_Problem to solve_
Write out the entries below once more, exactly.

══ Data for this task

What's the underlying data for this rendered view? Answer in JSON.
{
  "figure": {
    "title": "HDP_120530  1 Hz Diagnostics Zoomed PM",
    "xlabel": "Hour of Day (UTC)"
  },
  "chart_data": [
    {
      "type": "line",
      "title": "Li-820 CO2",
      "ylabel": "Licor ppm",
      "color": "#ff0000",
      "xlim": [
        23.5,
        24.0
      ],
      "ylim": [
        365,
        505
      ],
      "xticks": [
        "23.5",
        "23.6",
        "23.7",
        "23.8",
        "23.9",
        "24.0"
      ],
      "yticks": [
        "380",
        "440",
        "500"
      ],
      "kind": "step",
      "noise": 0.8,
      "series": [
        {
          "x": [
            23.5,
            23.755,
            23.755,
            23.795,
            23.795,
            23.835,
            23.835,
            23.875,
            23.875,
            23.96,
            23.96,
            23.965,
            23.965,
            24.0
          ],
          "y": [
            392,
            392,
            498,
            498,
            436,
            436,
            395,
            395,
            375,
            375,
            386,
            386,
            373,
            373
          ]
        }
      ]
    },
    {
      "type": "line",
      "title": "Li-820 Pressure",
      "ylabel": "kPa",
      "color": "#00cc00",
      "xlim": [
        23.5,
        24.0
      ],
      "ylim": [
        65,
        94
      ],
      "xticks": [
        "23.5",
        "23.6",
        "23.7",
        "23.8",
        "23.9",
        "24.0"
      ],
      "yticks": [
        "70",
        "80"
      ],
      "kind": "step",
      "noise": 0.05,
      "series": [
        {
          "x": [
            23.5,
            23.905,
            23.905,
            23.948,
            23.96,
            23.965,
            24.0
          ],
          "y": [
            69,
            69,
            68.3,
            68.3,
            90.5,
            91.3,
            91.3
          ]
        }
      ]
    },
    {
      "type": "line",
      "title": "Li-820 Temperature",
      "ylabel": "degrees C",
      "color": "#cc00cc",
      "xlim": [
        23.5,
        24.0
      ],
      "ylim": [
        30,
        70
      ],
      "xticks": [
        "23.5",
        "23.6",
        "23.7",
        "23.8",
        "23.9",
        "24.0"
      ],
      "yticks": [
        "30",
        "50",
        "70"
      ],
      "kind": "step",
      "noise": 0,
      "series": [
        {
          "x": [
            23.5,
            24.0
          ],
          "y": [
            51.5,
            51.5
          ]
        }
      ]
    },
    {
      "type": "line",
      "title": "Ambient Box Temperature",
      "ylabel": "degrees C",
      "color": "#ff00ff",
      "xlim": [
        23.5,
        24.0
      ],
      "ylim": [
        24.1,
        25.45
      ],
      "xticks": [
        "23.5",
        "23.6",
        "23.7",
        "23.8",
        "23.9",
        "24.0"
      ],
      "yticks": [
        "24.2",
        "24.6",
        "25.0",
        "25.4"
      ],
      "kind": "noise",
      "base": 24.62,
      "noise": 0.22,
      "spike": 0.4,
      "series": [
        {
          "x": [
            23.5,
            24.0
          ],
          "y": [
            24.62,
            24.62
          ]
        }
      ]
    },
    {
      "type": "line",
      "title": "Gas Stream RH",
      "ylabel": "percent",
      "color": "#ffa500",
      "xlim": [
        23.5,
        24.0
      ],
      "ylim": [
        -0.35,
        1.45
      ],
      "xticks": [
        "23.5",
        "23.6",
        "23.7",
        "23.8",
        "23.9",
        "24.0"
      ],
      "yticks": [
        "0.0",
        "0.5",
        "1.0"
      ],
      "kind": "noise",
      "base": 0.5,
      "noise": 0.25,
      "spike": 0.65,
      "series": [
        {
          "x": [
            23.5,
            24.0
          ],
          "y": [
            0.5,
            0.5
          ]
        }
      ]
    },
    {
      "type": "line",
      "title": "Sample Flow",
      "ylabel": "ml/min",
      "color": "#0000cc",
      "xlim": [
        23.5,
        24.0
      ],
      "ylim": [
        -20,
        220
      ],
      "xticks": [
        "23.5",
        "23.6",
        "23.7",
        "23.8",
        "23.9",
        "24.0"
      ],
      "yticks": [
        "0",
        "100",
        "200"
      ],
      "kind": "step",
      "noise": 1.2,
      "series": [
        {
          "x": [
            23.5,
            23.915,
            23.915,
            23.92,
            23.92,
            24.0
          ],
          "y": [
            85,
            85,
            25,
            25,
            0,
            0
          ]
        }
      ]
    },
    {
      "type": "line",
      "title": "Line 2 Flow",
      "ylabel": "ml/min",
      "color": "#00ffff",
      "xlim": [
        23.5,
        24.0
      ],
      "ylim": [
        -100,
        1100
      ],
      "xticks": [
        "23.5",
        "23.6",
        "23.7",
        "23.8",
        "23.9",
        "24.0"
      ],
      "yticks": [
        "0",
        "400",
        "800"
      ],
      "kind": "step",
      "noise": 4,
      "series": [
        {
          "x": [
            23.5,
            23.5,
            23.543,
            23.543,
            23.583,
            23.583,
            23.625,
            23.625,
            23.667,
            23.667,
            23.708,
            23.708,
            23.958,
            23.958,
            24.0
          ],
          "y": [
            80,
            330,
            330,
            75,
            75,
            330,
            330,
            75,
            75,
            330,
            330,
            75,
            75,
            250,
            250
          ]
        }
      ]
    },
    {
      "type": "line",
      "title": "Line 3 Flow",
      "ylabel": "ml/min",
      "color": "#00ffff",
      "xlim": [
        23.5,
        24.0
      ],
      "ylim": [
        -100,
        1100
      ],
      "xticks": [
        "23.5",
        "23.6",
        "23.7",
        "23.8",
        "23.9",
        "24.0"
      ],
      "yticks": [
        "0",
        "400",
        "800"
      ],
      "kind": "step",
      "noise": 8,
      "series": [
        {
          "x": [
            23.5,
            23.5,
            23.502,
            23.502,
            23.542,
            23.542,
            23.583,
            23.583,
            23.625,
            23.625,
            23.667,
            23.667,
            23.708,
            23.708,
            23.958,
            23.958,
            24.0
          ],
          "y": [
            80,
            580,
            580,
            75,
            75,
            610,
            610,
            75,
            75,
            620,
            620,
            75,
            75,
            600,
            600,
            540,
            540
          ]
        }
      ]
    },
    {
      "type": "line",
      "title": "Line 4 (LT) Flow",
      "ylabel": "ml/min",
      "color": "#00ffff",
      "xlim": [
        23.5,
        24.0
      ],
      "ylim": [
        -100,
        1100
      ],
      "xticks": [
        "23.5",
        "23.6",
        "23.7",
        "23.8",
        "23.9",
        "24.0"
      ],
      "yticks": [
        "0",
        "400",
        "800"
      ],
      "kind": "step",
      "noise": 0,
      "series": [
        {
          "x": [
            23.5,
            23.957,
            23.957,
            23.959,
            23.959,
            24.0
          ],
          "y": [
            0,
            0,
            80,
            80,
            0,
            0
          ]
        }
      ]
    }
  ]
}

════

_Solution below_
What's the underlying data for this rendered view? Answer in JSON.
{
  "figure": {
    "title": "HDP_120530  1 Hz Diagnostics Zoomed PM",
    "xlabel": "Hour of Day (UTC)"
  },
  "chart_data": [
    {
      "type": "line",
      "title": "Li-820 CO2",
      "ylabel": "Licor ppm",
      "color": "#ff0000",
      "xlim": [
        23.5,
        24.0
      ],
      "ylim": [
        365,
        505
      ],
      "xticks": [
        "23.5",
        "23.6",
        "23.7",
        "23.8",
        "23.9",
        "24.0"
      ],
      "yticks": [
        "380",
        "440",
        "500"
      ],
      "kind": "step",
      "noise": 0.8,
      "series": [
        {
          "x": [
            23.5,
            23.755,
            23.755,
            23.795,
            23.795,
            23.835,
            23.835,
            23.875,
            23.875,
            23.96,
            23.96,
            23.965,
            23.965,
            24.0
          ],
          "y": [
            392,
            392,
            498,
            498,
            436,
            436,
            395,
            395,
            375,
            375,
            386,
            386,
            373,
            373
          ]
        }
      ]
    },
    {
      "type": "line",
      "title": "Li-820 Pressure",
      "ylabel": "kPa",
      "color": "#00cc00",
      "xlim": [
        23.5,
        24.0
      ],
      "ylim": [
        65,
        94
      ],
      "xticks": [
        "23.5",
        "23.6",
        "23.7",
        "23.8",
        "23.9",
        "24.0"
      ],
      "yticks": [
        "70",
        "80"
      ],
      "kind": "step",
      "noise": 0.05,
      "series": [
        {
          "x": [
            23.5,
            23.905,
            23.905,
            23.948,
            23.96,
            23.965,
            24.0
          ],
          "y": [
            69,
            69,
            68.3,
            68.3,
            90.5,
            91.3,
            91.3
          ]
        }
      ]
    },
    {
      "type": "line",
      "title": "Li-820 Temperature",
      "ylabel": "degrees C",
      "color": "#cc00cc",
      "xlim": [
        23.5,
        24.0
      ],
      "ylim": [
        30,
        70
      ],
      "xticks": [
        "23.5",
        "23.6",
        "23.7",
        "23.8",
        "23.9",
        "24.0"
      ],
      "yticks": [
        "30",
        "50",
        "70"
      ],
      "kind": "step",
      "noise": 0,
      "series": [
        {
          "x": [
            23.5,
            24.0
          ],
          "y": [
            51.5,
            51.5
          ]
        }
      ]
    },
    {
      "type": "line",
      "title": "Ambient Box Temperature",
      "ylabel": "degrees C",
      "color": "#ff00ff",
      "xlim": [
        23.5,
        24.0
      ],
      "ylim": [
        24.1,
        25.45
      ],
      "xticks": [
        "23.5",
        "23.6",
        "23.7",
        "23.8",
        "23.9",
        "24.0"
      ],
      "yticks": [
        "24.2",
        "24.6",
        "25.0",
        "25.4"
      ],
      "kind": "noise",
      "base": 24.62,
      "noise": 0.22,
      "spike": 0.4,
      "series": [
        {
          "x": [
            23.5,
            24.0
          ],
          "y": [
            24.62,
            24.62
          ]
        }
      ]
    },
    {
      "type": "line",
      "title": "Gas Stream RH",
      "ylabel": "percent",
      "color": "#ffa500",
      "xlim": [
        23.5,
        24.0
      ],
      "ylim": [
        -0.35,
        1.45
      ],
      "xticks": [
        "23.5",
        "23.6",
        "23.7",
        "23.8",
        "23.9",
        "24.0"
      ],
      "yticks": [
        "0.0",
        "0.5",
        "1.0"
      ],
      "kind": "noise",
      "base": 0.5,
      "noise": 0.25,
      "spike": 0.65,
      "series": [
        {
          "x": [
            23.5,
            24.0
          ],
          "y": [
            0.5,
            0.5
          ]
        }
      ]
    },
    {
      "type": "line",
      "title": "Sample Flow",
      "ylabel": "ml/min",
      "color": "#0000cc",
      "xlim": [
        23.5,
        24.0
      ],
      "ylim": [
        -20,
        220
      ],
      "xticks": [
        "23.5",
        "23.6",
        "23.7",
        "23.8",
        "23.9",
        "24.0"
      ],
      "yticks": [
        "0",
        "100",
        "200"
      ],
      "kind": "step",
      "noise": 1.2,
      "series": [
        {
          "x": [
            23.5,
            23.915,
            23.915,
            23.92,
            23.92,
            24.0
          ],
          "y": [
            85,
            85,
            25,
            25,
            0,
            0
          ]
        }
      ]
    },
    {
      "type": "line",
      "title": "Line 2 Flow",
      "ylabel": "ml/min",
      "color": "#00ffff",
      "xlim": [
        23.5,
        24.0
      ],
      "ylim": [
        -100,
        1100
      ],
      "xticks": [
        "23.5",
        "23.6",
        "23.7",
        "23.8",
        "23.9",
        "24.0"
      ],
      "yticks": [
        "0",
        "400",
        "800"
      ],
      "kind": "step",
      "noise": 4,
      "series": [
        {
          "x": [
            23.5,
            23.5,
            23.543,
            23.543,
            23.583,
            23.583,
            23.625,
            23.625,
            23.667,
            23.667,
            23.708,
            23.708,
            23.958,
            23.958,
            24.0
          ],
          "y": [
            80,
            330,
            330,
            75,
            75,
            330,
            330,
            75,
            75,
            330,
            330,
            75,
            75,
            250,
            250
          ]
        }
      ]
    },
    {
      "type": "line",
      "title": "Line 3 Flow",
      "ylabel": "ml/min",
      "color": "#00ffff",
      "xlim": [
        23.5,
        24.0
      ],
      "ylim": [
        -100,
        1100
      ],
      "xticks": [
        "23.5",
        "23.6",
        "23.7",
        "23.8",
        "23.9",
        "24.0"
      ],
      "yticks": [
        "0",
        "400",
        "800"
      ],
      "kind": "step",
      "noise": 8,
      "series": [
        {
          "x": [
            23.5,
            23.5,
            23.502,
            23.502,
            23.542,
            23.542,
            23.583,
            23.583,
            23.625,
            23.625,
            23.667,
            23.667,
            23.708,
            23.708,
            23.958,
            23.958,
            24.0
          ],
          "y": [
            80,
            580,
            580,
            75,
            75,
            610,
            610,
            75,
            75,
            620,
            620,
            75,
            75,
            600,
            600,
            540,
            540
          ]
        }
      ]
    },
    {
      "type": "line",
      "title": "Line 4 (LT) Flow",
      "ylabel": "ml/min",
      "color": "#00ffff",
      "xlim": [
        23.5,
        24.0
      ],
      "ylim": [
        -100,
        1100
      ],
      "xticks": [
        "23.5",
        "23.6",
        "23.7",
        "23.8",
        "23.9",
        "24.0"
      ],
      "yticks": [
        "0",
        "400",
        "800"
      ],
      "kind": "step",
      "noise": 0,
      "series": [
        {
          "x": [
            23.5,
            23.957,
            23.957,
            23.959,
            23.959,
            24.0
          ],
          "y": [
            0,
            0,
            80,
            80,
            0,
            0
          ]
        }
      ]
    }
  ]
}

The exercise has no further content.